> _Problem_:
State how many lines in the entries below contain "ประจำป". Write nothing but the number.

> _Provided material_:

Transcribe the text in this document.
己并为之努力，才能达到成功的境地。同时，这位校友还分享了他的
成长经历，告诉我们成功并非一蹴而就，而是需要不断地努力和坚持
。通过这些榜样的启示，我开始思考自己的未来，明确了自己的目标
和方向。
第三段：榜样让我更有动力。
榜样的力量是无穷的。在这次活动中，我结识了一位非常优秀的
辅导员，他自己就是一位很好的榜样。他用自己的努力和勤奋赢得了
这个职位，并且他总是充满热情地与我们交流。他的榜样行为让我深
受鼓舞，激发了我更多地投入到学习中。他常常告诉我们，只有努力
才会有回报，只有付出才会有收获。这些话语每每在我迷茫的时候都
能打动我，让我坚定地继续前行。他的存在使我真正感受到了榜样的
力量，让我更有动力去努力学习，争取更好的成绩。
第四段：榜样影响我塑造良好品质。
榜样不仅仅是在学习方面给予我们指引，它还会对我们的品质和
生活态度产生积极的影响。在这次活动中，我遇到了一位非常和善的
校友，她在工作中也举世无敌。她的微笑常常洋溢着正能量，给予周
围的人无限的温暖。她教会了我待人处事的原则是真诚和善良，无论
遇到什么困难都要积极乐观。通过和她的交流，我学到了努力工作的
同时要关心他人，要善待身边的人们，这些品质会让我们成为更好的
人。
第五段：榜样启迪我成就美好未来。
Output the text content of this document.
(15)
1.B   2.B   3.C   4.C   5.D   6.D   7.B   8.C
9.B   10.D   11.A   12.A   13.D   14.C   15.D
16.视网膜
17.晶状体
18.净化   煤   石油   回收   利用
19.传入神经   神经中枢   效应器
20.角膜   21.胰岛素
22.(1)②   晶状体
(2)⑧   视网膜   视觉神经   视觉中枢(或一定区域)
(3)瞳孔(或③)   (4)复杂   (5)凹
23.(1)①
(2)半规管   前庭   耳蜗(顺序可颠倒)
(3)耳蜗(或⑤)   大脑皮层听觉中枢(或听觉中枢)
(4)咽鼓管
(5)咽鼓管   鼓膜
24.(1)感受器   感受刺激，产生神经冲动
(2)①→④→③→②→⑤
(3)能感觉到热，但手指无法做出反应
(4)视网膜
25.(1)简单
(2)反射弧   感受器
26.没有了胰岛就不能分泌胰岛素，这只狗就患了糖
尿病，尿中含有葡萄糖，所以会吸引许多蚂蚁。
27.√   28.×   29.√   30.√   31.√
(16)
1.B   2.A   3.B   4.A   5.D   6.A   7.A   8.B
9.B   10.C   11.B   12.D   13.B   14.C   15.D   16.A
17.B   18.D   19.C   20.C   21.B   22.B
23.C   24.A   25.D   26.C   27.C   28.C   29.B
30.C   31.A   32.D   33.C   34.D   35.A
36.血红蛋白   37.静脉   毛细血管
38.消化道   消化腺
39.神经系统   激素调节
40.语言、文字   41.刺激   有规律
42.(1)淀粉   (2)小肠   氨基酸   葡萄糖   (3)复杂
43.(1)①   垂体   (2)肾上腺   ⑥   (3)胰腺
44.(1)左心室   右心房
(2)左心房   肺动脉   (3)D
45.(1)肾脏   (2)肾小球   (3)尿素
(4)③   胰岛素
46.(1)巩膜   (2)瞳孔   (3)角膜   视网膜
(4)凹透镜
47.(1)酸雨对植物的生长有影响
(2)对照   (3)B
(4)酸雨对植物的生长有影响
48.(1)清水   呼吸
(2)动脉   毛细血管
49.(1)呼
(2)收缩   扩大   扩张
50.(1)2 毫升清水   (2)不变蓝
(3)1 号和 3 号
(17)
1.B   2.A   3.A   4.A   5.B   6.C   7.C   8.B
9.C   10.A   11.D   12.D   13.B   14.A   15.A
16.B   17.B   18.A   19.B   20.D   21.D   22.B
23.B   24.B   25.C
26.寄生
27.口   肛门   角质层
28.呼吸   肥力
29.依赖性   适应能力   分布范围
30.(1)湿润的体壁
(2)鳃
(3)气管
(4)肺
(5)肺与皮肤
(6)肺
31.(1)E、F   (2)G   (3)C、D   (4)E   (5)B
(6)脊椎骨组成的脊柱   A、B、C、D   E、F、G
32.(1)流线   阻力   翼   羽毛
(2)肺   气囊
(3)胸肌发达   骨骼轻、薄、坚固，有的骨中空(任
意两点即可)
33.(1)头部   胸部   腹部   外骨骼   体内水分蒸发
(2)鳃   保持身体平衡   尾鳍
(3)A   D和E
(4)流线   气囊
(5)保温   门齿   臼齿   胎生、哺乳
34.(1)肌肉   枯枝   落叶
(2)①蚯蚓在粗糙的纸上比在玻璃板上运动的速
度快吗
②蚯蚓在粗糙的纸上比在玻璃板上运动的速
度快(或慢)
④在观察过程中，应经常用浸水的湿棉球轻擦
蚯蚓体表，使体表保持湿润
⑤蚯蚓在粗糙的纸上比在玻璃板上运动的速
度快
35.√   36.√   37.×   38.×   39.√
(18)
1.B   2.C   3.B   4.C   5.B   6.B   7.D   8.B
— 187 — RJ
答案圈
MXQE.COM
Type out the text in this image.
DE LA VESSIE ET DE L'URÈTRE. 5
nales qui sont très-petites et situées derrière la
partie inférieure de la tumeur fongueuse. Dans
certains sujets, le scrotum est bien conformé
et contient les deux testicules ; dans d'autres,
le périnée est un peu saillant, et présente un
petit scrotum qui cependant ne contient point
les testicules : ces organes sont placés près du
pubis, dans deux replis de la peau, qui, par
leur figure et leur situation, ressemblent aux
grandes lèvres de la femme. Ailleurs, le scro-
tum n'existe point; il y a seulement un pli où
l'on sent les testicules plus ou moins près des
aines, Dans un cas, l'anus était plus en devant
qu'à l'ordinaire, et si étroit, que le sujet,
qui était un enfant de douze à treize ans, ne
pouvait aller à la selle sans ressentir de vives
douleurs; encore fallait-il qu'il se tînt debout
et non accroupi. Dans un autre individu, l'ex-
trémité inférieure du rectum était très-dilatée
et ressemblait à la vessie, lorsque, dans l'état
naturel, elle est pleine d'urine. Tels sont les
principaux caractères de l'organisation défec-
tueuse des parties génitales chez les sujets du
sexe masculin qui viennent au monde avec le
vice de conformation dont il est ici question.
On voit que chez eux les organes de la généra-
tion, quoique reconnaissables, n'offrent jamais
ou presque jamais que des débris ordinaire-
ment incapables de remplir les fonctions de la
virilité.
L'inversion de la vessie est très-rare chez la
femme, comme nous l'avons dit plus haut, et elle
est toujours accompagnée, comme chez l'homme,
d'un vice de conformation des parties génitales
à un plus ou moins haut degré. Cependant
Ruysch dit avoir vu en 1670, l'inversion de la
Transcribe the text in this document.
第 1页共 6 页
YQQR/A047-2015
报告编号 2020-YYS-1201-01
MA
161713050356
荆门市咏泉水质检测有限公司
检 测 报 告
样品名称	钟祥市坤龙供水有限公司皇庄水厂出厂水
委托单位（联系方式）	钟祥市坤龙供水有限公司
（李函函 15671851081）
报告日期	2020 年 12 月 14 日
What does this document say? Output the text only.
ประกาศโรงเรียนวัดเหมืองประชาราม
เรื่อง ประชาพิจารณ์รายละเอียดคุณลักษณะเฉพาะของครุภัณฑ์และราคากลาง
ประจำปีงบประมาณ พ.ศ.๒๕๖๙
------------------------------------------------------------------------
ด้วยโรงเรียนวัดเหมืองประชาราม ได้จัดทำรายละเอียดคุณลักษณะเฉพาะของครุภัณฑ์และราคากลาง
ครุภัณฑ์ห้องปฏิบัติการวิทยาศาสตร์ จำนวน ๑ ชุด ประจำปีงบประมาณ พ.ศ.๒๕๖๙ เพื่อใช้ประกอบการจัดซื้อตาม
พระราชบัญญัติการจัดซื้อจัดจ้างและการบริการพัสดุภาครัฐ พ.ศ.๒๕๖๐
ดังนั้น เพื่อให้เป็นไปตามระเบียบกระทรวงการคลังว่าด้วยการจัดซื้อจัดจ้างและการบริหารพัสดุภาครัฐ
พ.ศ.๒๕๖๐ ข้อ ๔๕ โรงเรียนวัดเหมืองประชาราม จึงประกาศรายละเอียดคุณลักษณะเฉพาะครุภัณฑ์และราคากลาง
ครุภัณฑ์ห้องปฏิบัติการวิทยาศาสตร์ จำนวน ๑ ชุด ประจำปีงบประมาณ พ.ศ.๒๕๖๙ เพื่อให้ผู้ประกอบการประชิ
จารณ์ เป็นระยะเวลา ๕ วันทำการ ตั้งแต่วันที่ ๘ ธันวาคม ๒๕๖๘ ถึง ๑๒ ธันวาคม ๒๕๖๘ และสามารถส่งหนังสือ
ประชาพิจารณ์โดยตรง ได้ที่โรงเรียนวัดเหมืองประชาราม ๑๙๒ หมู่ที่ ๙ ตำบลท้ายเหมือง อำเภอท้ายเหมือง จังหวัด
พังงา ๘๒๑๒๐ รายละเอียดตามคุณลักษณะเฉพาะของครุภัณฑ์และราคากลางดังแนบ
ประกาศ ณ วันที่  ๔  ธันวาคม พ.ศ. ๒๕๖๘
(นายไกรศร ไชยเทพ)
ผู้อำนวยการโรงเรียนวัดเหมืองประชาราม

> _Answer_:
3